Exercise task
Tell how many lines carry the word "biological"; the reply is the number and nothing else.

Listed records
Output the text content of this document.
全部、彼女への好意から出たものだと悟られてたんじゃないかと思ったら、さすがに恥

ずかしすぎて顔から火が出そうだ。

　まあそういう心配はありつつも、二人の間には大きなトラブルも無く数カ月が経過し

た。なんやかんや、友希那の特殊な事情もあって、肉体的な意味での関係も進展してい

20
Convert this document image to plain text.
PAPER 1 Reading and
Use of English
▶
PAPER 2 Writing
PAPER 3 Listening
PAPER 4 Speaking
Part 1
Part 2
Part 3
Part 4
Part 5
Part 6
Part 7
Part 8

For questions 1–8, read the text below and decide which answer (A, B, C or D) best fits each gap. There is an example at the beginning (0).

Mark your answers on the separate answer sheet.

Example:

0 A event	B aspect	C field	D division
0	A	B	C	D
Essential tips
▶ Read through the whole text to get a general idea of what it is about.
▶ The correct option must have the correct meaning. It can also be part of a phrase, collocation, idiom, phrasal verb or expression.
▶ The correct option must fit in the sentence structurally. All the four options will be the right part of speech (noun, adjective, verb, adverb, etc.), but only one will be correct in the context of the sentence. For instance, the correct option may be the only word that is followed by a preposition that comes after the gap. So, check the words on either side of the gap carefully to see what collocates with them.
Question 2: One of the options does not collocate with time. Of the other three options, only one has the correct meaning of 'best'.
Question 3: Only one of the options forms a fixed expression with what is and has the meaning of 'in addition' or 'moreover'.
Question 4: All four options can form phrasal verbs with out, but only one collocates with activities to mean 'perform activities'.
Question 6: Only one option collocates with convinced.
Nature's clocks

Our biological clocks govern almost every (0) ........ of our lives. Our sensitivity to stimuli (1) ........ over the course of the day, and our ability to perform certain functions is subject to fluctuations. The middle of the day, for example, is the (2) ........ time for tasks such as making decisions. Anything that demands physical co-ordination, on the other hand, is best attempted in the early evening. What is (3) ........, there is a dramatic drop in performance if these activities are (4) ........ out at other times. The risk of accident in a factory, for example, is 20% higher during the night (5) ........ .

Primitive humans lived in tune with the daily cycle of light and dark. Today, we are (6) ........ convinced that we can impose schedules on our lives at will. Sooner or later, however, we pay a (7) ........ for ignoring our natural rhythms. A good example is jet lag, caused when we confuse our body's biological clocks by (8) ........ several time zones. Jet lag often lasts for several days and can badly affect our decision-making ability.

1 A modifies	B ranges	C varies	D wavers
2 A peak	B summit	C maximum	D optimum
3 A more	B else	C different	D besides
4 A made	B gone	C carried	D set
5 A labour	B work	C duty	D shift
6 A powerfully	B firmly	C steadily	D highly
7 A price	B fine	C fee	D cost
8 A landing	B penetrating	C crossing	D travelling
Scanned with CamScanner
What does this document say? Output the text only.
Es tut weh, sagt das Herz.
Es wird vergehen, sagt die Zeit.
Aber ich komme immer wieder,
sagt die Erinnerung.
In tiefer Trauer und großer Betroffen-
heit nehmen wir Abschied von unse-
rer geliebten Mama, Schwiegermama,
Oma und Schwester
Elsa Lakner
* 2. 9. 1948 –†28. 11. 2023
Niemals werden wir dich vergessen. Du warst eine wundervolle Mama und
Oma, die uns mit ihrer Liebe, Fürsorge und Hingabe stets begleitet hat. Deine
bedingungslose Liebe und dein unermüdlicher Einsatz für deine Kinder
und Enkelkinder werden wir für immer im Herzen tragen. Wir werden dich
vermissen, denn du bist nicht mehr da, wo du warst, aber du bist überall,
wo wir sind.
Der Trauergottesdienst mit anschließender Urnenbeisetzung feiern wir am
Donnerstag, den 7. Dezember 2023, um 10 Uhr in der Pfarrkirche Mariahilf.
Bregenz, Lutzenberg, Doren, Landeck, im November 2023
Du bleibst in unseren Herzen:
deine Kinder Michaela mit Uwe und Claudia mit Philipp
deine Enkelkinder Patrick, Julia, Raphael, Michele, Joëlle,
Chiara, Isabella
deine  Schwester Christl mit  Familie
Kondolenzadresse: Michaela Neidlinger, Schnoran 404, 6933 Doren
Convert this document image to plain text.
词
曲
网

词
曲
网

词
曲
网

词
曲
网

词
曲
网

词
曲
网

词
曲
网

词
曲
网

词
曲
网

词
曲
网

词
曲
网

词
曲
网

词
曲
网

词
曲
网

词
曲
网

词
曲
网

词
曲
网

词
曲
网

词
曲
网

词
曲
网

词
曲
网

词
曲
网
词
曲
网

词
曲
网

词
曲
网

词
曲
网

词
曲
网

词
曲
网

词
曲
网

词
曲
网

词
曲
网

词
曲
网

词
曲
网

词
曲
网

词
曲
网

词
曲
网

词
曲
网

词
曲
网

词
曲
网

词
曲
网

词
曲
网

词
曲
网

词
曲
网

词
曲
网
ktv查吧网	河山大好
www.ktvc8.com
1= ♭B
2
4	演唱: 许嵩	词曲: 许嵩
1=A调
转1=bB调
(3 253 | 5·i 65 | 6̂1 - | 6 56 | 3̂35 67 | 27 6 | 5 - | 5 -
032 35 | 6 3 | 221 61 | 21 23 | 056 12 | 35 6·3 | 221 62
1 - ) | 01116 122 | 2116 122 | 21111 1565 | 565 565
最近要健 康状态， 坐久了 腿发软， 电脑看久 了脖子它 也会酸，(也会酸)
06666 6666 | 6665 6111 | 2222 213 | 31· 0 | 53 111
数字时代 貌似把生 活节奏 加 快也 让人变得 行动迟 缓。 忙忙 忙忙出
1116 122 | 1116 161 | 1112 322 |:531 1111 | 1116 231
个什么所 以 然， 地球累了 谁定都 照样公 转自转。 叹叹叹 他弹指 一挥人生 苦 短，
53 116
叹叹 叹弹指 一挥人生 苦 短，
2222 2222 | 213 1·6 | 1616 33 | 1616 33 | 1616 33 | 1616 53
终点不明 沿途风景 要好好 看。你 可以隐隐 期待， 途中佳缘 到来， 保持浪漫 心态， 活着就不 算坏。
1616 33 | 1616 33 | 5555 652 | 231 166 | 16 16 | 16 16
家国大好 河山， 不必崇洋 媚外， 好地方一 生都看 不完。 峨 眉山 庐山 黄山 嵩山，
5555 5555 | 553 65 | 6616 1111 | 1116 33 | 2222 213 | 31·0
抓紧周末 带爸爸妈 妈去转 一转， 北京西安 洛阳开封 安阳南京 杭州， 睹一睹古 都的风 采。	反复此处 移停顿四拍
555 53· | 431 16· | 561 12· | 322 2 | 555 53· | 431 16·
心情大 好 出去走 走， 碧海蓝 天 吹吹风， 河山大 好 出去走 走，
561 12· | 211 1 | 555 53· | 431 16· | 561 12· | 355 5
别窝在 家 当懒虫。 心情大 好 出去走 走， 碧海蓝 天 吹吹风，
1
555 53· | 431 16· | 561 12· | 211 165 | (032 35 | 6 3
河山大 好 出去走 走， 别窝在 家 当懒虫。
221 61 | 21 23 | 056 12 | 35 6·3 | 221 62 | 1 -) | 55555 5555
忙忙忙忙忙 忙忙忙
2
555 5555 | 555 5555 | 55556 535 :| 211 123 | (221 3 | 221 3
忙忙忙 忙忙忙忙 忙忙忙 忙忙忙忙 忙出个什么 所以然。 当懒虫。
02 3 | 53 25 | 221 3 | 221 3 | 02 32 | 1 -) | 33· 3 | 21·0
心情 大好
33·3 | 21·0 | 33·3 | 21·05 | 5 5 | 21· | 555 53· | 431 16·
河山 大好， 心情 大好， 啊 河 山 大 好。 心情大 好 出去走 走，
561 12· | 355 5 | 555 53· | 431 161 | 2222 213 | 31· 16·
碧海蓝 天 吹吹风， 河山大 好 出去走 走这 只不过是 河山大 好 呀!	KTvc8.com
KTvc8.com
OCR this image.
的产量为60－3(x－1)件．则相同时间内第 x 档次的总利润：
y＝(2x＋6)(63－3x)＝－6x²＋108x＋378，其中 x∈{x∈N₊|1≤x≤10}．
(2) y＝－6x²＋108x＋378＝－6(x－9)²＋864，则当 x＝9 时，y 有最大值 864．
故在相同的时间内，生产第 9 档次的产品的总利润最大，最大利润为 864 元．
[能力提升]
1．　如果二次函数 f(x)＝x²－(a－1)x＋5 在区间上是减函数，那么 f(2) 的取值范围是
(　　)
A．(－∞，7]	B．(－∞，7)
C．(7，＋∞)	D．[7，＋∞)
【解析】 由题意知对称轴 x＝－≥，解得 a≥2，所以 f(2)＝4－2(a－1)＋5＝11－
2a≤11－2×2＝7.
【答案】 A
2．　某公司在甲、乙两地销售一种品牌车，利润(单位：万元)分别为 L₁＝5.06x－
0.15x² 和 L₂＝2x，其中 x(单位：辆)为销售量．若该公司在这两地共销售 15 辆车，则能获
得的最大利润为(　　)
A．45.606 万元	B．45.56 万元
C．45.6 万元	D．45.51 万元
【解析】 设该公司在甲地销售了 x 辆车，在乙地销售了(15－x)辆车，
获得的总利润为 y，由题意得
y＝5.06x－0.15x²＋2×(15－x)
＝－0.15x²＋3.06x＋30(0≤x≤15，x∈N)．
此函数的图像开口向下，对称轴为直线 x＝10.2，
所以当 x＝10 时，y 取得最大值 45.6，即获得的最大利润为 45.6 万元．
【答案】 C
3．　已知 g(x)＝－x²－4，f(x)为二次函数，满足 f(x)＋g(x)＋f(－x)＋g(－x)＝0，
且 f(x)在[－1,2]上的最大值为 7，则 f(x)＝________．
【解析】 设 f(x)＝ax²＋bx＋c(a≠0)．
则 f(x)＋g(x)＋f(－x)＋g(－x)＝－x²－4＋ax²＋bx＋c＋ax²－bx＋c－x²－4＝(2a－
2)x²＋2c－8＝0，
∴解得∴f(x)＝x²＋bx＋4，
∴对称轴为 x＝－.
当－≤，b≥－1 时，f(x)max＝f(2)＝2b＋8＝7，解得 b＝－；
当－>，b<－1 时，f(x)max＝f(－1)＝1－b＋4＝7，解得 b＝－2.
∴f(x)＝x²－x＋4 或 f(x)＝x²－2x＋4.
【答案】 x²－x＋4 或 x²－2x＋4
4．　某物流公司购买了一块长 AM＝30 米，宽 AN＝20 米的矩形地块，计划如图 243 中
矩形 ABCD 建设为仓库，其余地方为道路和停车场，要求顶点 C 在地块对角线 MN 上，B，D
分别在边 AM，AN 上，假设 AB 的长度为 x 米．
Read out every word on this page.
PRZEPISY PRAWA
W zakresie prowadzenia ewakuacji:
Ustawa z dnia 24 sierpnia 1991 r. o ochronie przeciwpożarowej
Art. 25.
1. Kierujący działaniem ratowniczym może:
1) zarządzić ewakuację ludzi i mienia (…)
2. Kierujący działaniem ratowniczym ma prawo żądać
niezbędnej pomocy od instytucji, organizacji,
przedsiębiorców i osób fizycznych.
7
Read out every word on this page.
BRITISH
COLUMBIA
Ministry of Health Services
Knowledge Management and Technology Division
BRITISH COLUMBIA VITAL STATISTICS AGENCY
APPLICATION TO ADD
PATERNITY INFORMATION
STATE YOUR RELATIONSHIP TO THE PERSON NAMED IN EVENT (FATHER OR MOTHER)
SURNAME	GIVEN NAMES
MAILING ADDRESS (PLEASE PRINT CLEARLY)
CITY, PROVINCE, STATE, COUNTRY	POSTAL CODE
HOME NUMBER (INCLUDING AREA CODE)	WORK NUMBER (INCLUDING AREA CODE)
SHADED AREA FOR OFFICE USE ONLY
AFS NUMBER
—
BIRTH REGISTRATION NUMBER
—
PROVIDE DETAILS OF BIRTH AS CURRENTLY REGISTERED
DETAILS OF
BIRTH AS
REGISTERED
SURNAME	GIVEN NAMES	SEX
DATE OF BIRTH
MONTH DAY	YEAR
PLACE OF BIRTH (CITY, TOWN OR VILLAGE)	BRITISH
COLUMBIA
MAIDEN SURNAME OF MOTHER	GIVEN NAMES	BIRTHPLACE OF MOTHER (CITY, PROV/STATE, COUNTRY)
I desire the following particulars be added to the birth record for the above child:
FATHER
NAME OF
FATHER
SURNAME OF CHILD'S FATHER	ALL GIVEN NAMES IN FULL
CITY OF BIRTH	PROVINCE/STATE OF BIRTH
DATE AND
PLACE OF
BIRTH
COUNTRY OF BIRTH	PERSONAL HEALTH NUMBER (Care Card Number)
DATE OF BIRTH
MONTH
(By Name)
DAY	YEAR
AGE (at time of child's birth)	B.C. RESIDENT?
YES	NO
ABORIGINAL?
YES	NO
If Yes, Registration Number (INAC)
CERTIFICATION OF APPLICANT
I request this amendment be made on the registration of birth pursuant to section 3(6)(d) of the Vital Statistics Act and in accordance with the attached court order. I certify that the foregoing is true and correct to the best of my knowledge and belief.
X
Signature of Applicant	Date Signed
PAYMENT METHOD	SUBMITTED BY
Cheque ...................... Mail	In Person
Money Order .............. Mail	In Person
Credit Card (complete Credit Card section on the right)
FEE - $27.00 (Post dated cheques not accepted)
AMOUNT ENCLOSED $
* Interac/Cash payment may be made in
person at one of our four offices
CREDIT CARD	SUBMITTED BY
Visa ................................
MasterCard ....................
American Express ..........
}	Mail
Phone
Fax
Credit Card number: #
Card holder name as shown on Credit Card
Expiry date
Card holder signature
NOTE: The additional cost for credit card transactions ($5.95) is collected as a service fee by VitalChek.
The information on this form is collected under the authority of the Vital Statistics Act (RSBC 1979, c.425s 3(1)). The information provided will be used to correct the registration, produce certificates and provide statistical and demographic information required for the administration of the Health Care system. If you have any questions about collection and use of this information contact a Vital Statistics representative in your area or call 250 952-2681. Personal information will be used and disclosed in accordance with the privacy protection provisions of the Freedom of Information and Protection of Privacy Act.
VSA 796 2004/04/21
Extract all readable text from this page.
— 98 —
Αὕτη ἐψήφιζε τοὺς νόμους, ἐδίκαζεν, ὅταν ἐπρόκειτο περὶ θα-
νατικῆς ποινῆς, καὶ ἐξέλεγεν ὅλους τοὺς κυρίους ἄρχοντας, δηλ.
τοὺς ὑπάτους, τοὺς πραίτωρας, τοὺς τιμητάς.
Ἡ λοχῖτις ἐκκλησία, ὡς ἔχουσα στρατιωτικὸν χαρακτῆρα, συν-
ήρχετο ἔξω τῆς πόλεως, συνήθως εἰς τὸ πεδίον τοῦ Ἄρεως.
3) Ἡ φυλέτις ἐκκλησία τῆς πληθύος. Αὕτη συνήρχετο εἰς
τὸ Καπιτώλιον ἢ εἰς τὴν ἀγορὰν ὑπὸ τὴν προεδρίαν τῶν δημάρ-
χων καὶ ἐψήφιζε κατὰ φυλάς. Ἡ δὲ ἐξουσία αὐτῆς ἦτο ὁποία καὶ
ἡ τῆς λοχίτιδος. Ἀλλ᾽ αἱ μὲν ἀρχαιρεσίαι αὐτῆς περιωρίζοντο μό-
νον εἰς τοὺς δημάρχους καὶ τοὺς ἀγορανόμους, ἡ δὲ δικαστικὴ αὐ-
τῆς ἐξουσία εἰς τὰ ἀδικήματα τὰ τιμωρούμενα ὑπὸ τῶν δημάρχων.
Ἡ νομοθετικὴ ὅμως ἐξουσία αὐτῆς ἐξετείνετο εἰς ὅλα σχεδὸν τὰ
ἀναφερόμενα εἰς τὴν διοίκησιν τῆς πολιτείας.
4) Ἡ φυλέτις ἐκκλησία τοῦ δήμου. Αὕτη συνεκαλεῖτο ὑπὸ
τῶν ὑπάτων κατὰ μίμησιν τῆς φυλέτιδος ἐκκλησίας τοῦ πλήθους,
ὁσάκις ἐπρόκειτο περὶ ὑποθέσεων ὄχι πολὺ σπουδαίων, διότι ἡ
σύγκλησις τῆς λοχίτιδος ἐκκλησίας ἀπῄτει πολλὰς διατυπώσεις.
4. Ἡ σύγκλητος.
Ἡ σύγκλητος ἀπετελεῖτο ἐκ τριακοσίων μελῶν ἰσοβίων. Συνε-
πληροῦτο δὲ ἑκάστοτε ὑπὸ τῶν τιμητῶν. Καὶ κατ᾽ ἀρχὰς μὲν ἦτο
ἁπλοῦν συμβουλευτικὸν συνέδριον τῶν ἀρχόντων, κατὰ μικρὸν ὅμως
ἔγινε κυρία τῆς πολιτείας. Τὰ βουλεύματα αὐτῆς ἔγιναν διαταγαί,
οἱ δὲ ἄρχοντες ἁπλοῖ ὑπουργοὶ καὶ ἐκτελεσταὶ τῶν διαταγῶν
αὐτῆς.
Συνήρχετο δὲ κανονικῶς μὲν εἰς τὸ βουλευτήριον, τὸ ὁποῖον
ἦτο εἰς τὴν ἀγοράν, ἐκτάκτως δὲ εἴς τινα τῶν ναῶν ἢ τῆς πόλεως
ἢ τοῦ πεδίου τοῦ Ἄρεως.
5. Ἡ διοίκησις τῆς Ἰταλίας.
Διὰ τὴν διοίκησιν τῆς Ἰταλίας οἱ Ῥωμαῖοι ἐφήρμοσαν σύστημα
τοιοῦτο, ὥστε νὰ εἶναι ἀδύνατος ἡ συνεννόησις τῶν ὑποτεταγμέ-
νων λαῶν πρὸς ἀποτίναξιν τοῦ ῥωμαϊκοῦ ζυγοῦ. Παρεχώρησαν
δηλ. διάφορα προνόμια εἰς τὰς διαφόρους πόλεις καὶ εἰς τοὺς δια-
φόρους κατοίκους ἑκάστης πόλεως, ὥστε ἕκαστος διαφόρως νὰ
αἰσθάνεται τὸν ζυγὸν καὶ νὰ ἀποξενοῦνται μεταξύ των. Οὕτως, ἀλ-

Task output
2